> _EXERCISE GOAL_:
Every entry must be copied word for word.
>> Begin RECORDS FOR THE TASK
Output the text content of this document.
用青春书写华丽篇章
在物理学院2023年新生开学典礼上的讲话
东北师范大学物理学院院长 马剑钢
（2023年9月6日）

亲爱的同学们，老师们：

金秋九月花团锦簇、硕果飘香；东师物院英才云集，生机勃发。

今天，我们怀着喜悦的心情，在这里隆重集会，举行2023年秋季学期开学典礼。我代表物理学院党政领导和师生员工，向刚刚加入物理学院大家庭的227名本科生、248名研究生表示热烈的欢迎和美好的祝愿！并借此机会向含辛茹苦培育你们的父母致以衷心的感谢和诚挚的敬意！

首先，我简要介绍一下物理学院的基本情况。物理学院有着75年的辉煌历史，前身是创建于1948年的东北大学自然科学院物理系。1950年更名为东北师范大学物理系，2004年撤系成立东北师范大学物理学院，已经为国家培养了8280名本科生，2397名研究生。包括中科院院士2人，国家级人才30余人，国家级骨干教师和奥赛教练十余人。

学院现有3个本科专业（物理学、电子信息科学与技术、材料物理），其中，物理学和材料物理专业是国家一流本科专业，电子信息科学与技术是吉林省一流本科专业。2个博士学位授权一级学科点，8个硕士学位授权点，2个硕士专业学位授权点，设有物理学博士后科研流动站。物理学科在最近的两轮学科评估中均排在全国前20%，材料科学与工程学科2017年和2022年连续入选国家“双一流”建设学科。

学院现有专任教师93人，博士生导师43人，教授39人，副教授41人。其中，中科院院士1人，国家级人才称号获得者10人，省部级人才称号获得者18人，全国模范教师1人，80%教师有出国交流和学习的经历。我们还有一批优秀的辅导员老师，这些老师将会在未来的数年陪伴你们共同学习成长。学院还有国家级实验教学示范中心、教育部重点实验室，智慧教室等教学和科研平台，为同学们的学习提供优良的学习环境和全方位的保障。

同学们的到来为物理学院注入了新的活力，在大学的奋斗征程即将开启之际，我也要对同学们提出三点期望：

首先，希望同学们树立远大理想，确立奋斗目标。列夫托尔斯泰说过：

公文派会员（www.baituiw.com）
>> End RECORDS FOR THE TASK
> _SOLUTION TO THE EXERCISE_:
Output the text content of this document.
用青春书写华丽篇章
在物理学院2023年新生开学典礼上的讲话
东北师范大学物理学院院长 马剑钢
（2023年9月6日）

亲爱的同学们，老师们：

金秋九月花团锦簇、硕果飘香；东师物院英才云集，生机勃发。

今天，我们怀着喜悦的心情，在这里隆重集会，举行2023年秋季学期开学典礼。我代表物理学院党政领导和师生员工，向刚刚加入物理学院大家庭的227名本科生、248名研究生表示热烈的欢迎和美好的祝愿！并借此机会向含辛茹苦培育你们的父母致以衷心的感谢和诚挚的敬意！

首先，我简要介绍一下物理学院的基本情况。物理学院有着75年的辉煌历史，前身是创建于1948年的东北大学自然科学院物理系。1950年更名为东北师范大学物理系，2004年撤系成立东北师范大学物理学院，已经为国家培养了8280名本科生，2397名研究生。包括中科院院士2人，国家级人才30余人，国家级骨干教师和奥赛教练十余人。

学院现有3个本科专业（物理学、电子信息科学与技术、材料物理），其中，物理学和材料物理专业是国家一流本科专业，电子信息科学与技术是吉林省一流本科专业。2个博士学位授权一级学科点，8个硕士学位授权点，2个硕士专业学位授权点，设有物理学博士后科研流动站。物理学科在最近的两轮学科评估中均排在全国前20%，材料科学与工程学科2017年和2022年连续入选国家“双一流”建设学科。

学院现有专任教师93人，博士生导师43人，教授39人，副教授41人。其中，中科院院士1人，国家级人才称号获得者10人，省部级人才称号获得者18人，全国模范教师1人，80%教师有出国交流和学习的经历。我们还有一批优秀的辅导员老师，这些老师将会在未来的数年陪伴你们共同学习成长。学院还有国家级实验教学示范中心、教育部重点实验室，智慧教室等教学和科研平台，为同学们的学习提供优良的学习环境和全方位的保障。

同学们的到来为物理学院注入了新的活力，在大学的奋斗征程即将开启之际，我也要对同学们提出三点期望：

首先，希望同学们树立远大理想，确立奋斗目标。列夫托尔斯泰说过：

公文派会员（www.baituiw.com）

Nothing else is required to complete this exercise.